↓

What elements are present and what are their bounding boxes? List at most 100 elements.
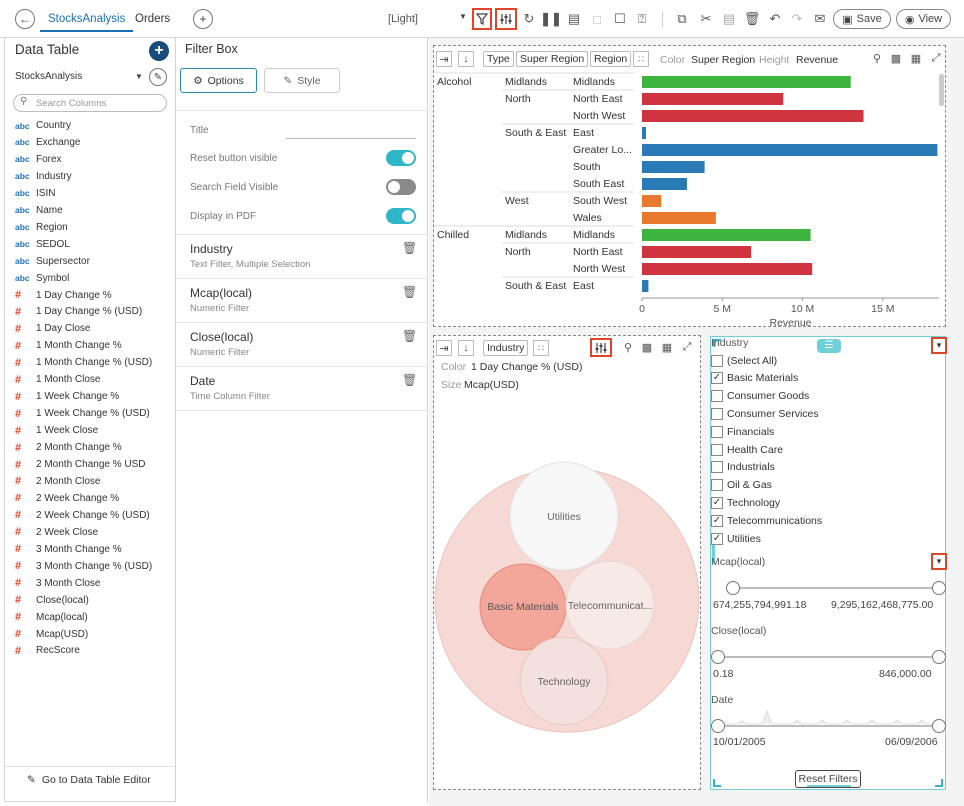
export-excel-icon[interactable]: ▩ [890, 52, 902, 65]
column-item[interactable]: #1 Day Change % (USD) [15, 303, 142, 320]
comment-icon[interactable]: ✉ [814, 11, 826, 26]
height-value[interactable]: Revenue [796, 54, 839, 66]
cut-scissors-icon[interactable]: ✂ [700, 11, 712, 26]
mcap-slider-max-knob[interactable] [932, 581, 946, 595]
date-slider-min-knob[interactable] [711, 719, 725, 733]
column-item[interactable]: #1 Week Change % [15, 388, 119, 405]
data-source-select[interactable]: StocksAnalysis [15, 71, 83, 82]
filter-item-industry[interactable]: Industry Text Filter, Multiple Selection… [176, 235, 428, 279]
reset-button-visible-toggle[interactable] [386, 150, 416, 166]
search-field-visible-toggle[interactable] [386, 179, 416, 195]
copy-icon[interactable]: ⧉ [677, 11, 687, 26]
filter-item-mcap-local[interactable]: Mcap(local) Numeric Filter 🗑 [176, 279, 428, 323]
checkbox[interactable] [711, 390, 723, 403]
bar[interactable] [642, 178, 687, 190]
save-button[interactable]: ▣ Save [833, 9, 891, 29]
bar[interactable] [642, 127, 647, 139]
table-grid-icon[interactable]: ▦ [661, 341, 673, 354]
checkbox[interactable] [711, 443, 723, 456]
color-value[interactable]: 1 Day Change % (USD) [471, 361, 583, 373]
bubble-utilities[interactable] [509, 461, 619, 571]
column-item[interactable]: abc Supersector [15, 253, 90, 270]
filter-item-close-local[interactable]: Close(local) Numeric Filter 🗑 [176, 323, 428, 367]
checkbox[interactable] [711, 461, 723, 474]
checkbox[interactable] [711, 354, 723, 367]
sort-arrow-icon[interactable]: ↓ [458, 51, 474, 67]
bar[interactable] [642, 195, 662, 207]
expand-icon[interactable]: ⤢ [682, 340, 692, 353]
bar[interactable] [642, 144, 938, 156]
column-item[interactable]: #1 Week Close [15, 422, 98, 439]
view-button[interactable]: ◉ View [896, 9, 951, 29]
resize-corner[interactable] [935, 779, 943, 787]
delete-trash-icon[interactable]: 🗑 [743, 11, 761, 26]
breakdown-chip-type[interactable]: Type [483, 51, 514, 67]
bar[interactable] [642, 263, 813, 275]
column-item[interactable]: abc Symbol [15, 270, 69, 287]
display-in-pdf-toggle[interactable] [386, 208, 416, 224]
parameters-sliders-icon[interactable] [495, 8, 517, 30]
column-item[interactable]: #2 Month Change % [15, 439, 122, 456]
close-slider-track[interactable] [717, 656, 939, 658]
column-item[interactable]: #1 Day Change % [15, 287, 112, 304]
column-item[interactable]: #2 Week Close [15, 524, 98, 541]
bubble-telecommunications[interactable] [565, 560, 655, 650]
date-slider-max-knob[interactable] [932, 719, 946, 733]
bar[interactable] [642, 229, 811, 241]
alerts-bell-icon[interactable]: ⍰ [638, 11, 646, 26]
table-grid-icon[interactable]: ▦ [910, 52, 922, 65]
checkbox[interactable]: ✓ [711, 514, 723, 527]
resize-corner[interactable] [713, 339, 721, 347]
tab-options[interactable]: ⚙ Options [180, 68, 257, 93]
snapshot-calendar-icon[interactable]: ▤ [567, 11, 581, 26]
paste-icon[interactable]: ▤ [722, 11, 736, 26]
delete-filter-icon[interactable]: 🗑 [402, 329, 418, 343]
industry-option[interactable]: Health Care [711, 441, 783, 458]
checkbox[interactable] [711, 425, 723, 438]
resize-handle[interactable] [807, 785, 851, 788]
search-icon[interactable]: ⚲ [623, 341, 633, 354]
drill-arrow-icon[interactable]: ⇥ [436, 340, 452, 356]
checkbox[interactable]: ✓ [711, 372, 723, 385]
bar[interactable] [642, 76, 851, 88]
bar[interactable] [642, 246, 752, 258]
pause-icon[interactable]: ❚❚ [540, 11, 562, 26]
column-item[interactable]: #3 Month Change % [15, 541, 122, 558]
bubble-technology[interactable] [519, 636, 609, 726]
checkbox[interactable] [711, 479, 723, 492]
bar[interactable] [642, 161, 705, 173]
delete-filter-icon[interactable]: 🗑 [402, 285, 418, 299]
bookmark-icon[interactable]: ☐ [614, 11, 626, 26]
breakdown-chip-industry[interactable]: Industry [483, 340, 529, 356]
industry-option[interactable]: ✓ Utilities [711, 530, 761, 547]
resize-handle[interactable] [712, 542, 715, 564]
column-item[interactable]: #2 Month Close [15, 473, 100, 490]
date-slider-track[interactable] [717, 725, 939, 727]
chevron-down-icon[interactable]: ▼ [459, 12, 467, 21]
column-item[interactable]: abc Region [15, 219, 68, 236]
tab-orders[interactable]: Orders [135, 13, 171, 25]
size-value[interactable]: Mcap(USD) [464, 379, 519, 391]
mcap-slider-min-knob[interactable] [726, 581, 740, 595]
filter-item-date[interactable]: Date Time Column Filter 🗑 [176, 367, 428, 411]
column-item[interactable]: #2 Month Change % USD [15, 456, 146, 473]
column-item[interactable]: abc SEDOL [15, 236, 70, 253]
add-data-table-button[interactable]: + [149, 41, 169, 61]
bar[interactable] [642, 280, 649, 292]
sort-arrow-icon[interactable]: ↓ [458, 340, 474, 356]
resize-corner[interactable] [713, 779, 721, 787]
redo-icon[interactable]: ↷ [791, 11, 803, 26]
go-to-data-table-editor-link[interactable]: ✎ Go to Data Table Editor [27, 774, 151, 786]
export-excel-icon[interactable]: ▩ [641, 341, 653, 354]
reset-filters-button[interactable]: Reset Filters [795, 770, 861, 788]
edit-pencil-icon[interactable]: ✎ [149, 68, 167, 86]
column-item[interactable]: abc Country [15, 117, 71, 134]
close-slider-max-knob[interactable] [932, 650, 946, 664]
column-item[interactable]: #3 Month Close [15, 575, 100, 592]
column-item[interactable]: #1 Week Change % (USD) [15, 405, 150, 422]
column-item[interactable]: #1 Month Change % [15, 337, 122, 354]
color-value[interactable]: Super Region [691, 54, 756, 66]
bar[interactable] [642, 212, 716, 224]
undo-icon[interactable]: ↶ [769, 11, 781, 26]
expand-icon[interactable]: ⤢ [931, 51, 941, 64]
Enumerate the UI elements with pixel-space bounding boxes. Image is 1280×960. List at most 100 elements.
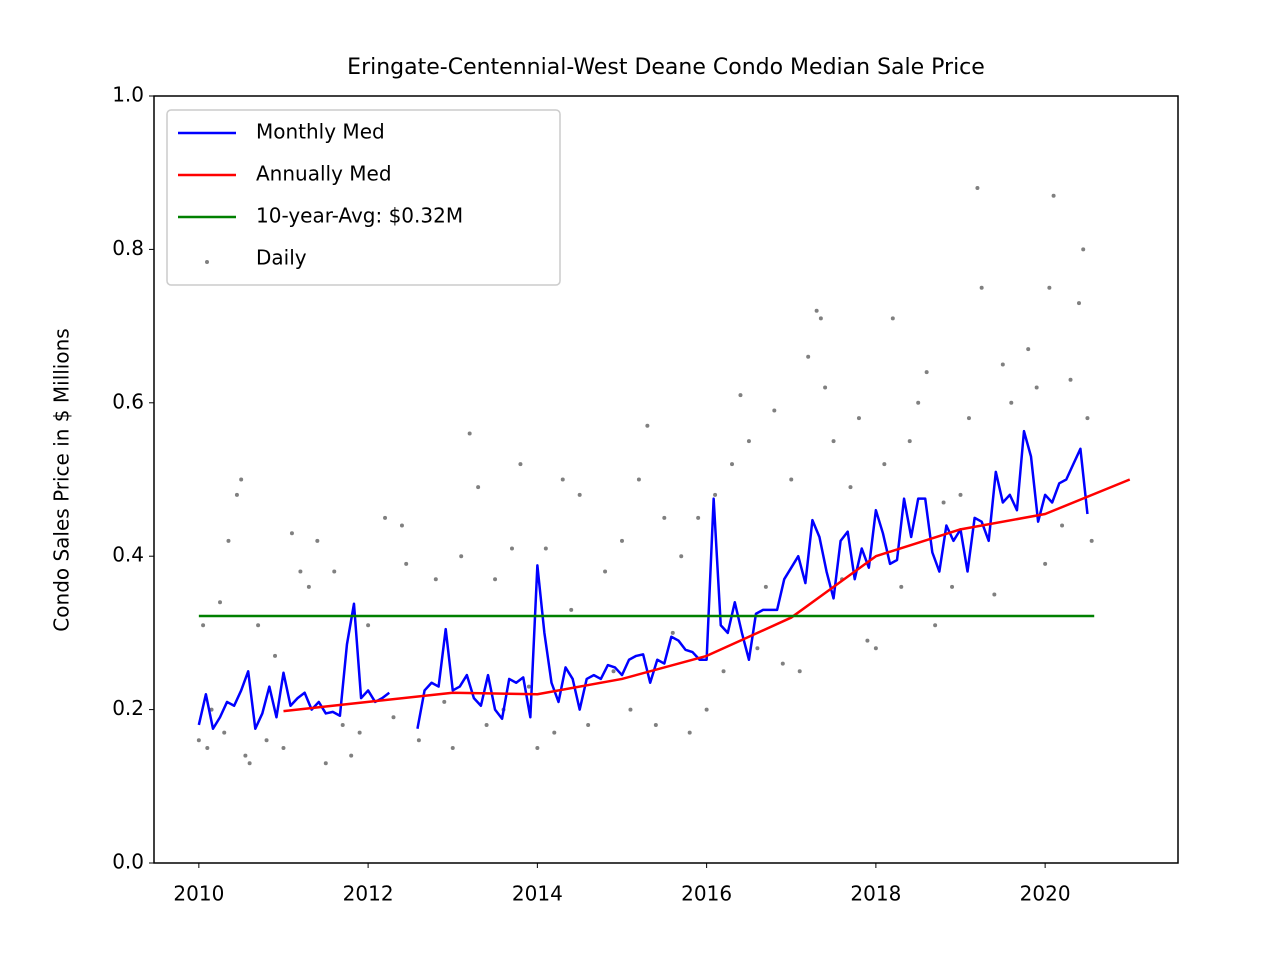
- daily-point: [890, 316, 895, 321]
- daily-point: [349, 753, 354, 758]
- daily-point: [806, 354, 811, 359]
- daily-point: [243, 753, 248, 758]
- daily-point: [357, 730, 362, 735]
- series-line: [283, 478, 1131, 713]
- daily-point: [306, 584, 311, 589]
- daily-point: [256, 623, 261, 628]
- daily-point: [873, 646, 878, 651]
- chart-title: Eringate-Centennial-West Deane Condo Med…: [347, 55, 985, 80]
- daily-point: [814, 308, 819, 313]
- daily-point: [1051, 193, 1056, 198]
- daily-point: [332, 569, 337, 574]
- daily-point: [264, 738, 269, 743]
- daily-point: [941, 500, 946, 505]
- legend-box: [166, 109, 561, 286]
- daily-point: [818, 316, 823, 321]
- y-tick-label: 0.0: [112, 850, 144, 874]
- daily-point: [687, 730, 692, 735]
- daily-point: [856, 416, 861, 421]
- daily-point: [1026, 347, 1031, 352]
- daily-point: [234, 492, 239, 497]
- daily-point: [450, 745, 455, 750]
- plot-frame: [153, 95, 1179, 864]
- daily-point: [366, 623, 371, 628]
- daily-point: [433, 577, 438, 582]
- daily-point: [755, 646, 760, 651]
- daily-point: [772, 408, 777, 413]
- daily-point: [738, 393, 743, 398]
- daily-point: [569, 607, 574, 612]
- daily-point: [611, 669, 616, 674]
- daily-point: [670, 630, 675, 635]
- daily-point: [416, 738, 421, 743]
- daily-point: [1043, 561, 1048, 566]
- daily-point: [924, 370, 929, 375]
- daily-point: [493, 577, 498, 582]
- daily-point: [848, 485, 853, 490]
- daily-point: [713, 492, 718, 497]
- daily-point: [442, 699, 447, 704]
- daily-point: [209, 707, 214, 712]
- legend-marker: [205, 260, 209, 264]
- daily-point: [484, 722, 489, 727]
- legend-label: Monthly Med: [256, 120, 385, 144]
- y-tick-label: 1.0: [112, 83, 144, 107]
- legend-label: Annually Med: [256, 162, 392, 186]
- daily-point: [992, 592, 997, 597]
- y-tick-label: 0.4: [112, 543, 144, 567]
- daily-point: [780, 661, 785, 666]
- daily-point: [797, 669, 802, 674]
- daily-point: [721, 669, 726, 674]
- daily-point: [619, 538, 624, 543]
- daily-point: [966, 416, 971, 421]
- daily-point: [882, 462, 887, 467]
- daily-point: [586, 722, 591, 727]
- daily-point: [746, 439, 751, 444]
- daily-point: [933, 623, 938, 628]
- daily-point: [603, 569, 608, 574]
- daily-point: [628, 707, 633, 712]
- y-tick-label: 0.8: [112, 236, 144, 260]
- daily-point: [789, 477, 794, 482]
- daily-point: [298, 569, 303, 574]
- x-tick-label: 2016: [681, 882, 732, 906]
- legend-label: Daily: [256, 246, 307, 270]
- daily-point: [247, 761, 252, 766]
- daily-point: [1000, 362, 1005, 367]
- y-axis-label: Condo Sales Price in $ Millions: [50, 328, 74, 631]
- daily-point: [205, 745, 210, 750]
- daily-point: [1009, 400, 1014, 405]
- daily-point: [391, 715, 396, 720]
- daily-point: [467, 431, 472, 436]
- daily-point: [823, 385, 828, 390]
- daily-point: [975, 186, 980, 191]
- daily-point: [763, 584, 768, 589]
- daily-point: [222, 730, 227, 735]
- daily-point: [645, 423, 650, 428]
- daily-point: [543, 546, 548, 551]
- daily-point: [404, 561, 409, 566]
- daily-point: [476, 485, 481, 490]
- daily-point: [907, 439, 912, 444]
- daily-point: [1068, 377, 1073, 382]
- daily-point: [950, 584, 955, 589]
- x-tick-label: 2014: [512, 882, 563, 906]
- daily-point: [1076, 301, 1081, 306]
- daily-point: [916, 400, 921, 405]
- daily-point: [289, 531, 294, 536]
- daily-point: [273, 653, 278, 658]
- daily-point: [577, 492, 582, 497]
- daily-point: [218, 600, 223, 605]
- daily-point: [399, 523, 404, 528]
- daily-point: [679, 554, 684, 559]
- daily-point: [1081, 247, 1086, 252]
- daily-point: [865, 638, 870, 643]
- daily-point: [459, 554, 464, 559]
- daily-point: [340, 722, 345, 727]
- daily-point: [1047, 285, 1052, 290]
- daily-point: [662, 515, 667, 520]
- daily-point: [653, 722, 658, 727]
- daily-point: [315, 538, 320, 543]
- daily-point: [196, 738, 201, 743]
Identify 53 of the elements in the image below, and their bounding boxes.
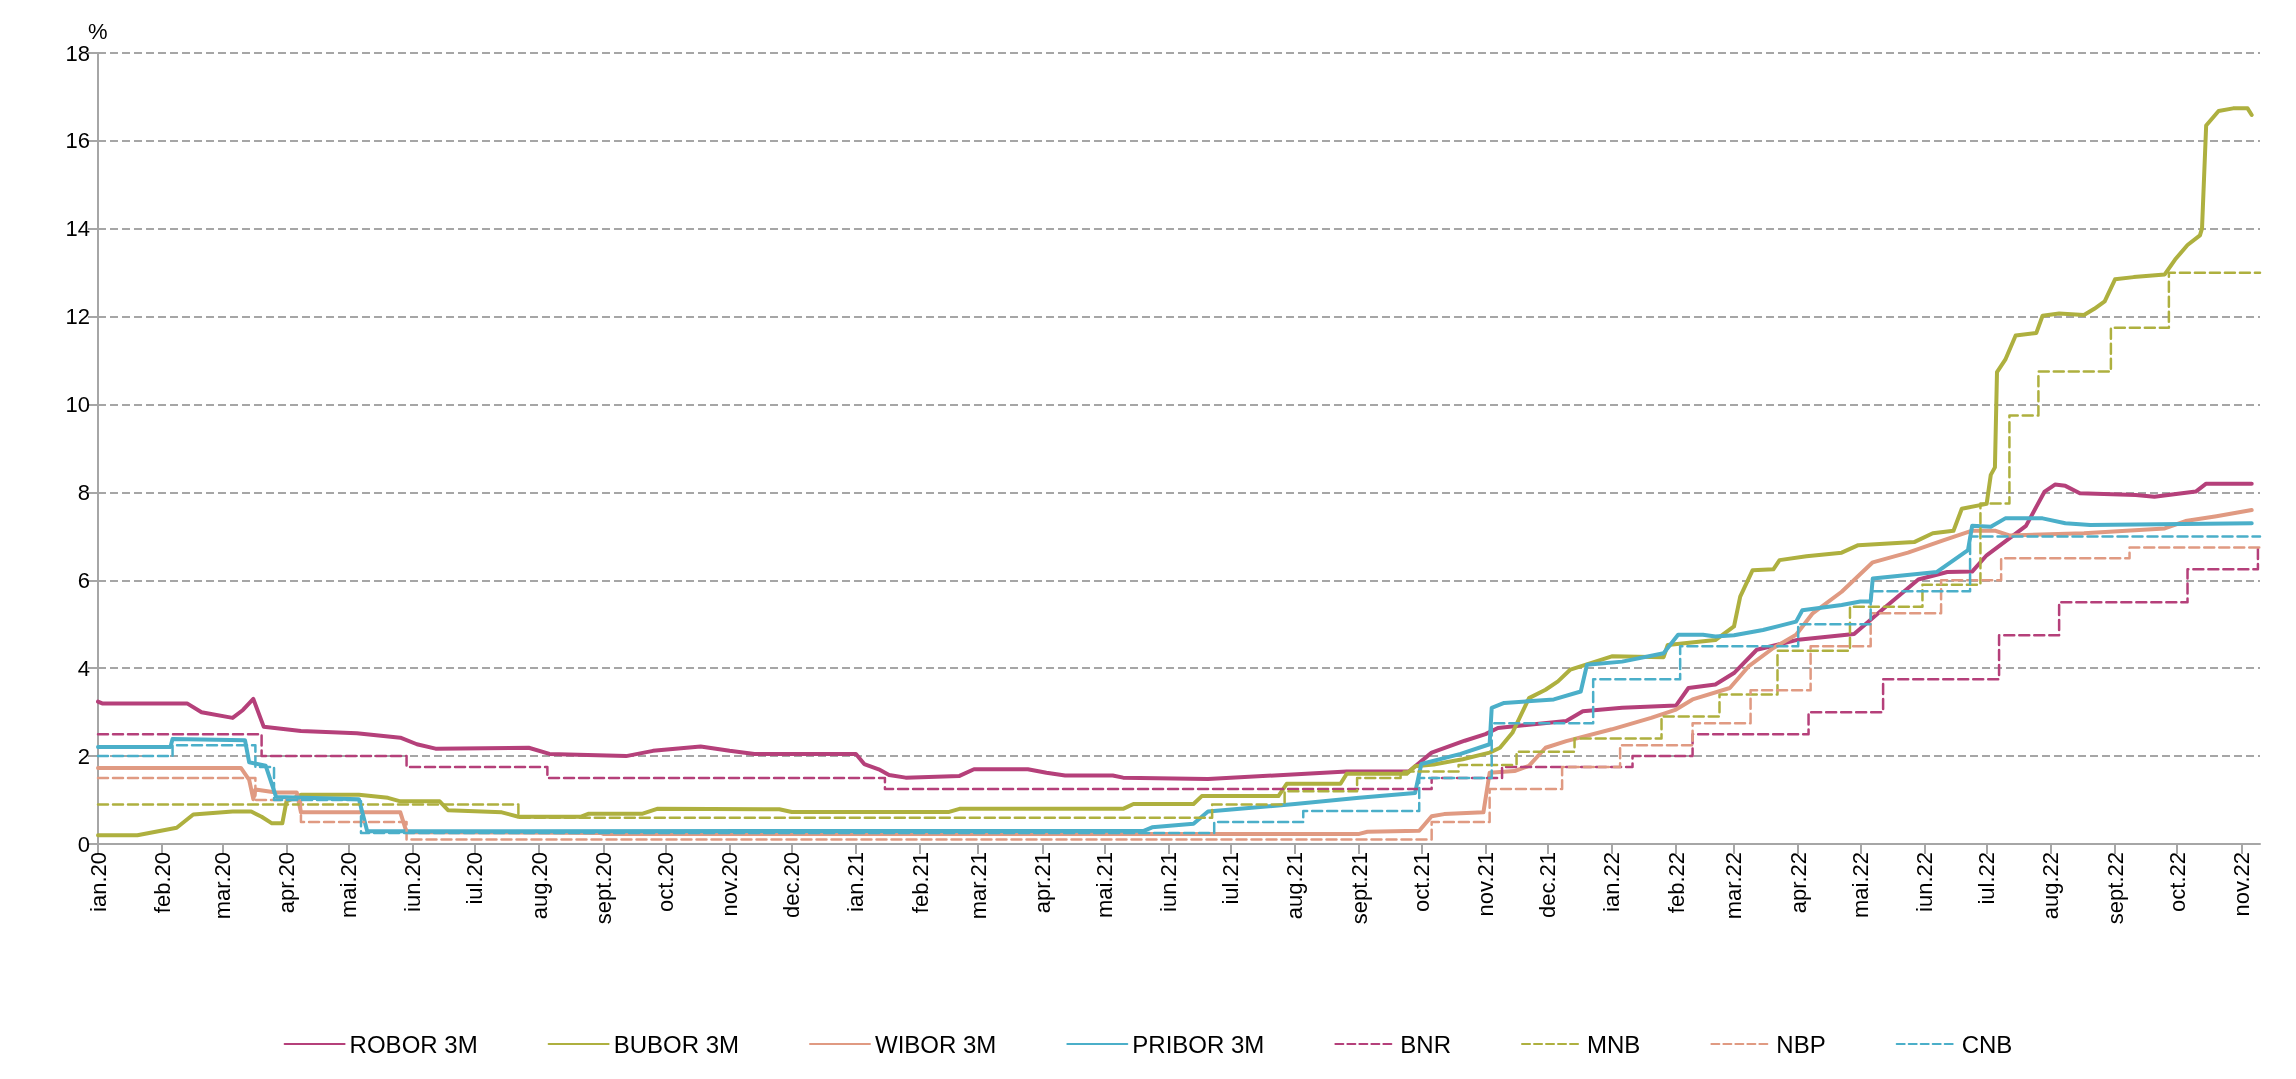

↑

Exercise instructions
Print the lines of the records starting at the line that contains "export-excel-icon[interactable]: ▩ [890, 52, 902, 65]" and ending at the line that contains "71, 83, 82]", without changing anything.

Answer to the task
export-excel-icon[interactable]: ▩ [890, 52, 902, 65]
column-item[interactable]: #1 Day Change % (USD) [15, 303, 142, 320]
comment-icon[interactable]: ✉ [814, 11, 826, 26]
height-value[interactable]: Revenue [796, 54, 839, 66]
cut-scissors-icon[interactable]: ✂ [700, 11, 712, 26]
mcap-slider-max-knob[interactable] [932, 581, 946, 595]
date-slider-min-knob[interactable] [711, 719, 725, 733]
column-item[interactable]: #1 Week Change % [15, 388, 119, 405]
data-source-select[interactable]: StocksAnalysis [15, 71, 83, 82]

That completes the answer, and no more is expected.